◆ **PROVIDED ENTRIES**

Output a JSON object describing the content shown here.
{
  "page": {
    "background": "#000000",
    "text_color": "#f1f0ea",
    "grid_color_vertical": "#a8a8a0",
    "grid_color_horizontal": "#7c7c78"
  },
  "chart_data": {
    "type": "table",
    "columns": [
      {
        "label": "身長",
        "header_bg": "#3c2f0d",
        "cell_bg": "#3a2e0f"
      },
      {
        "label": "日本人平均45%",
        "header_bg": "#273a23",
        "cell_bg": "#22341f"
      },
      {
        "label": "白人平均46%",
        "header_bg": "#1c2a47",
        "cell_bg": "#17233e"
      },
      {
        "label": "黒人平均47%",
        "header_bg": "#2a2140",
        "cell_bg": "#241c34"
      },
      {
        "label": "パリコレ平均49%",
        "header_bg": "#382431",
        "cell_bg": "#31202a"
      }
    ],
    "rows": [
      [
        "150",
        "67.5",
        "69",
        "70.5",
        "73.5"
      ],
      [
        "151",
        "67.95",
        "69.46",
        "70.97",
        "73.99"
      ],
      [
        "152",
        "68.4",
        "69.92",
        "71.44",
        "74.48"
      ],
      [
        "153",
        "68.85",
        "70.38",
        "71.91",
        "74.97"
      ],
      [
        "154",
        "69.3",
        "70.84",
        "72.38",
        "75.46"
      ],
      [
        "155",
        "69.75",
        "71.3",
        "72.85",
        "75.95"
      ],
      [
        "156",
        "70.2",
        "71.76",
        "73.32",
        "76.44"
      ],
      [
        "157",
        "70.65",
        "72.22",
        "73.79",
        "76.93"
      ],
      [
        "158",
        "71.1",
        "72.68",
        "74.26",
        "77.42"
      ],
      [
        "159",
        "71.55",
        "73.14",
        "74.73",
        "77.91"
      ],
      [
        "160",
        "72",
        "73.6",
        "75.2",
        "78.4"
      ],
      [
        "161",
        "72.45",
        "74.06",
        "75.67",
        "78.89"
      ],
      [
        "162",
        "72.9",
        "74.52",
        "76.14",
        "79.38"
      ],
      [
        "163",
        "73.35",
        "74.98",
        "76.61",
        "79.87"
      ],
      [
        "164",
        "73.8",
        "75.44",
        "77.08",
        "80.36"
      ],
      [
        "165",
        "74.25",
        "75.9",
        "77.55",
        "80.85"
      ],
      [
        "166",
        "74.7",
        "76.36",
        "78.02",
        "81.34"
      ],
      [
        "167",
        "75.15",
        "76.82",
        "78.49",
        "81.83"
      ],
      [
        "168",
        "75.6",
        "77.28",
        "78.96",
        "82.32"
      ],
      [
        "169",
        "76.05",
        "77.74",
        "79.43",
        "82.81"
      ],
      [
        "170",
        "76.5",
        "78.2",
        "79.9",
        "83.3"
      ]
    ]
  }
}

◆ **DIRECTION**
Repeat the data in its entirety, character for character.

◆ **THE SOLUTION**
Output a JSON object describing the content shown here.
{
  "page": {
    "background": "#000000",
    "text_color": "#f1f0ea",
    "grid_color_vertical": "#a8a8a0",
    "grid_color_horizontal": "#7c7c78"
  },
  "chart_data": {
    "type": "table",
    "columns": [
      {
        "label": "身長",
        "header_bg": "#3c2f0d",
        "cell_bg": "#3a2e0f"
      },
      {
        "label": "日本人平均45%",
        "header_bg": "#273a23",
        "cell_bg": "#22341f"
      },
      {
        "label": "白人平均46%",
        "header_bg": "#1c2a47",
        "cell_bg": "#17233e"
      },
      {
        "label": "黒人平均47%",
        "header_bg": "#2a2140",
        "cell_bg": "#241c34"
      },
      {
        "label": "パリコレ平均49%",
        "header_bg": "#382431",
        "cell_bg": "#31202a"
      }
    ],
    "rows": [
      [
        "150",
        "67.5",
        "69",
        "70.5",
        "73.5"
      ],
      [
        "151",
        "67.95",
        "69.46",
        "70.97",
        "73.99"
      ],
      [
        "152",
        "68.4",
        "69.92",
        "71.44",
        "74.48"
      ],
      [
        "153",
        "68.85",
        "70.38",
        "71.91",
        "74.97"
      ],
      [
        "154",
        "69.3",
        "70.84",
        "72.38",
        "75.46"
      ],
      [
        "155",
        "69.75",
        "71.3",
        "72.85",
        "75.95"
      ],
      [
        "156",
        "70.2",
        "71.76",
        "73.32",
        "76.44"
      ],
      [
        "157",
        "70.65",
        "72.22",
        "73.79",
        "76.93"
      ],
      [
        "158",
        "71.1",
        "72.68",
        "74.26",
        "77.42"
      ],
      [
        "159",
        "71.55",
        "73.14",
        "74.73",
        "77.91"
      ],
      [
        "160",
        "72",
        "73.6",
        "75.2",
        "78.4"
      ],
      [
        "161",
        "72.45",
        "74.06",
        "75.67",
        "78.89"
      ],
      [
        "162",
        "72.9",
        "74.52",
        "76.14",
        "79.38"
      ],
      [
        "163",
        "73.35",
        "74.98",
        "76.61",
        "79.87"
      ],
      [
        "164",
        "73.8",
        "75.44",
        "77.08",
        "80.36"
      ],
      [
        "165",
        "74.25",
        "75.9",
        "77.55",
        "80.85"
      ],
      [
        "166",
        "74.7",
        "76.36",
        "78.02",
        "81.34"
      ],
      [
        "167",
        "75.15",
        "76.82",
        "78.49",
        "81.83"
      ],
      [
        "168",
        "75.6",
        "77.28",
        "78.96",
        "82.32"
      ],
      [
        "169",
        "76.05",
        "77.74",
        "79.43",
        "82.81"
      ],
      [
        "170",
        "76.5",
        "78.2",
        "79.9",
        "83.3"
      ]
    ]
  }
}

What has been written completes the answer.